- Work instructions -
Output every line below exactly.

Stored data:
◆ ◆ ◆

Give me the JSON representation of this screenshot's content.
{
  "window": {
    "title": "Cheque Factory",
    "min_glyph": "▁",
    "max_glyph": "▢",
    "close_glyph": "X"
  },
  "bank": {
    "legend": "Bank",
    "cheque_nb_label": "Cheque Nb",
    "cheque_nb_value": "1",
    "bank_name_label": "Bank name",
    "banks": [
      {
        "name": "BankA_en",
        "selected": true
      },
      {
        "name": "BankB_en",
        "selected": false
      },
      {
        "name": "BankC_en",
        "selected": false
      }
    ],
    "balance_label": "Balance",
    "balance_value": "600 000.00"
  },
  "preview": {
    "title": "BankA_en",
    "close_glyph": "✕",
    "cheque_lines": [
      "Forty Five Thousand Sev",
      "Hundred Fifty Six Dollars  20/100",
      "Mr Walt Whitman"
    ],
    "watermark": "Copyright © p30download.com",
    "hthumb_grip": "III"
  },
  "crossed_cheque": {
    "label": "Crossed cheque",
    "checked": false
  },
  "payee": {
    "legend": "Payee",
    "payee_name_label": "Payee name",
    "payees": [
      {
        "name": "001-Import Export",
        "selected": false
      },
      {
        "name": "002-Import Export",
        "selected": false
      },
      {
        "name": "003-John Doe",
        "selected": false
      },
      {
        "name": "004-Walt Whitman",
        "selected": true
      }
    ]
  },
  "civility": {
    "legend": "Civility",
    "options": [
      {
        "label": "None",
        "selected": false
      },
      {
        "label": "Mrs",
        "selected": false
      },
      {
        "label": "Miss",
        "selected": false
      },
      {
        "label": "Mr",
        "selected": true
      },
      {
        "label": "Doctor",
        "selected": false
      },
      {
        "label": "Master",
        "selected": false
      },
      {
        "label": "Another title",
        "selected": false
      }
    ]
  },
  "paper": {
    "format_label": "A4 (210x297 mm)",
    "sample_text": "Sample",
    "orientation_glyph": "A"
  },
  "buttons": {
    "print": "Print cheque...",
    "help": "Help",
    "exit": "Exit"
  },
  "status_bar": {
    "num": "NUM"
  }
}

◆ ◆ ◆

- Response below -
Give me the JSON representation of this screenshot's content.
{
  "window": {
    "title": "Cheque Factory",
    "min_glyph": "▁",
    "max_glyph": "▢",
    "close_glyph": "X"
  },
  "bank": {
    "legend": "Bank",
    "cheque_nb_label": "Cheque Nb",
    "cheque_nb_value": "1",
    "bank_name_label": "Bank name",
    "banks": [
      {
        "name": "BankA_en",
        "selected": true
      },
      {
        "name": "BankB_en",
        "selected": false
      },
      {
        "name": "BankC_en",
        "selected": false
      }
    ],
    "balance_label": "Balance",
    "balance_value": "600 000.00"
  },
  "preview": {
    "title": "BankA_en",
    "close_glyph": "✕",
    "cheque_lines": [
      "Forty Five Thousand Sev",
      "Hundred Fifty Six Dollars  20/100",
      "Mr Walt Whitman"
    ],
    "watermark": "Copyright © p30download.com",
    "hthumb_grip": "III"
  },
  "crossed_cheque": {
    "label": "Crossed cheque",
    "checked": false
  },
  "payee": {
    "legend": "Payee",
    "payee_name_label": "Payee name",
    "payees": [
      {
        "name": "001-Import Export",
        "selected": false
      },
      {
        "name": "002-Import Export",
        "selected": false
      },
      {
        "name": "003-John Doe",
        "selected": false
      },
      {
        "name": "004-Walt Whitman",
        "selected": true
      }
    ]
  },
  "civility": {
    "legend": "Civility",
    "options": [
      {
        "label": "None",
        "selected": false
      },
      {
        "label": "Mrs",
        "selected": false
      },
      {
        "label": "Miss",
        "selected": false
      },
      {
        "label": "Mr",
        "selected": true
      },
      {
        "label": "Doctor",
        "selected": false
      },
      {
        "label": "Master",
        "selected": false
      },
      {
        "label": "Another title",
        "selected": false
      }
    ]
  },
  "paper": {
    "format_label": "A4 (210x297 mm)",
    "sample_text": "Sample",
    "orientation_glyph": "A"
  },
  "buttons": {
    "print": "Print cheque...",
    "help": "Help",
    "exit": "Exit"
  },
  "status_bar": {
    "num": "NUM"
  }
}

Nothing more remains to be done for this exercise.